==== EXERCISE MATERIAL ====

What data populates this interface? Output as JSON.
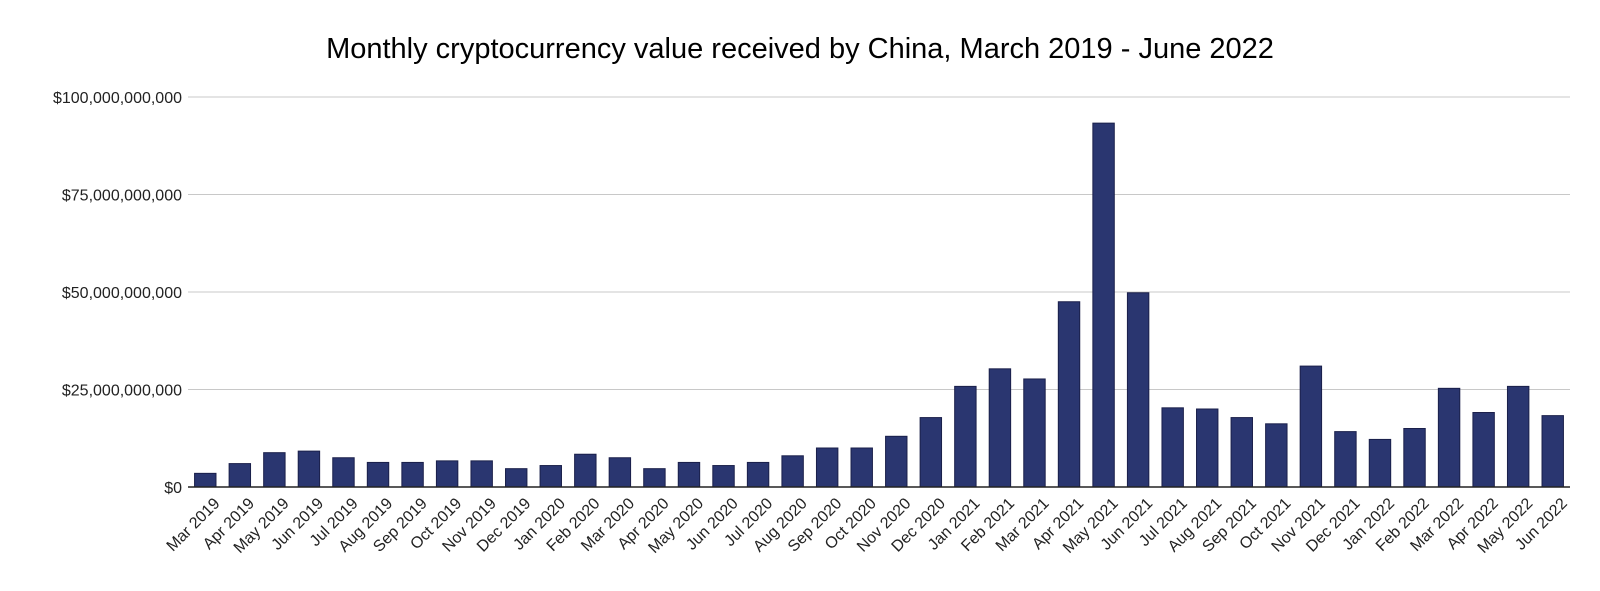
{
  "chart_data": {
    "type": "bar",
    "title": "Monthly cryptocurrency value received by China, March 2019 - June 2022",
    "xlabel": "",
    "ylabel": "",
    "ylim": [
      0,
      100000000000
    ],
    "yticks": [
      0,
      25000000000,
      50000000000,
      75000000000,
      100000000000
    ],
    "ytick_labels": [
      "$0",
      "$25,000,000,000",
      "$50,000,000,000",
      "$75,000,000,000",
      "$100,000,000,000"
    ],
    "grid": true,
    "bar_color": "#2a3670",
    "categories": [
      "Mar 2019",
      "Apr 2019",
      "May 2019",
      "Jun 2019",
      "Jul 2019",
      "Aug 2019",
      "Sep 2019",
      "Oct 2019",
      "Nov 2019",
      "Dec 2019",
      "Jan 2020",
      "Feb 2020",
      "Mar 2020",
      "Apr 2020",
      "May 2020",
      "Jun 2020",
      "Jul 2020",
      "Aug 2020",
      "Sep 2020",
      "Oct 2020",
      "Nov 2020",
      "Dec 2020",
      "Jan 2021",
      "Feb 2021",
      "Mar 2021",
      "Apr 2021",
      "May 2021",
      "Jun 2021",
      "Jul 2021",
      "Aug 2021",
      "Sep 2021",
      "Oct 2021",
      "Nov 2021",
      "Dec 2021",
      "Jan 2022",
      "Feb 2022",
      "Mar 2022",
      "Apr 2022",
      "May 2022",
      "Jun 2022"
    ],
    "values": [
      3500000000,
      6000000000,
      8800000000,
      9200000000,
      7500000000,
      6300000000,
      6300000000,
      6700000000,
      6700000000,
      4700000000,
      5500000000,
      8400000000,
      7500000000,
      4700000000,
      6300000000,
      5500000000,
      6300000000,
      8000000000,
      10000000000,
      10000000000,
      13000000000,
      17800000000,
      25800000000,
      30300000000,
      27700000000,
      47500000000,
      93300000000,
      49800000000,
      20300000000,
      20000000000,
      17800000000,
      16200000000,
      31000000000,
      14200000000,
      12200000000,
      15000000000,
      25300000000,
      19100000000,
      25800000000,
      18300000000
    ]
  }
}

====

◆ WHAT THE TASK ASKS
Each record above is to be restated exactly, with its pictures removed from the copy.

◆ COMPLETE RESPONSE
What data populates this interface? Output as JSON.
{
  "chart_data": {
    "type": "bar",
    "title": "Monthly cryptocurrency value received by China, March 2019 - June 2022",
    "xlabel": "",
    "ylabel": "",
    "ylim": [
      0,
      100000000000
    ],
    "yticks": [
      0,
      25000000000,
      50000000000,
      75000000000,
      100000000000
    ],
    "ytick_labels": [
      "$0",
      "$25,000,000,000",
      "$50,000,000,000",
      "$75,000,000,000",
      "$100,000,000,000"
    ],
    "grid": true,
    "bar_color": "#2a3670",
    "categories": [
      "Mar 2019",
      "Apr 2019",
      "May 2019",
      "Jun 2019",
      "Jul 2019",
      "Aug 2019",
      "Sep 2019",
      "Oct 2019",
      "Nov 2019",
      "Dec 2019",
      "Jan 2020",
      "Feb 2020",
      "Mar 2020",
      "Apr 2020",
      "May 2020",
      "Jun 2020",
      "Jul 2020",
      "Aug 2020",
      "Sep 2020",
      "Oct 2020",
      "Nov 2020",
      "Dec 2020",
      "Jan 2021",
      "Feb 2021",
      "Mar 2021",
      "Apr 2021",
      "May 2021",
      "Jun 2021",
      "Jul 2021",
      "Aug 2021",
      "Sep 2021",
      "Oct 2021",
      "Nov 2021",
      "Dec 2021",
      "Jan 2022",
      "Feb 2022",
      "Mar 2022",
      "Apr 2022",
      "May 2022",
      "Jun 2022"
    ],
    "values": [
      3500000000,
      6000000000,
      8800000000,
      9200000000,
      7500000000,
      6300000000,
      6300000000,
      6700000000,
      6700000000,
      4700000000,
      5500000000,
      8400000000,
      7500000000,
      4700000000,
      6300000000,
      5500000000,
      6300000000,
      8000000000,
      10000000000,
      10000000000,
      13000000000,
      17800000000,
      25800000000,
      30300000000,
      27700000000,
      47500000000,
      93300000000,
      49800000000,
      20300000000,
      20000000000,
      17800000000,
      16200000000,
      31000000000,
      14200000000,
      12200000000,
      15000000000,
      25300000000,
      19100000000,
      25800000000,
      18300000000
    ]
  }
}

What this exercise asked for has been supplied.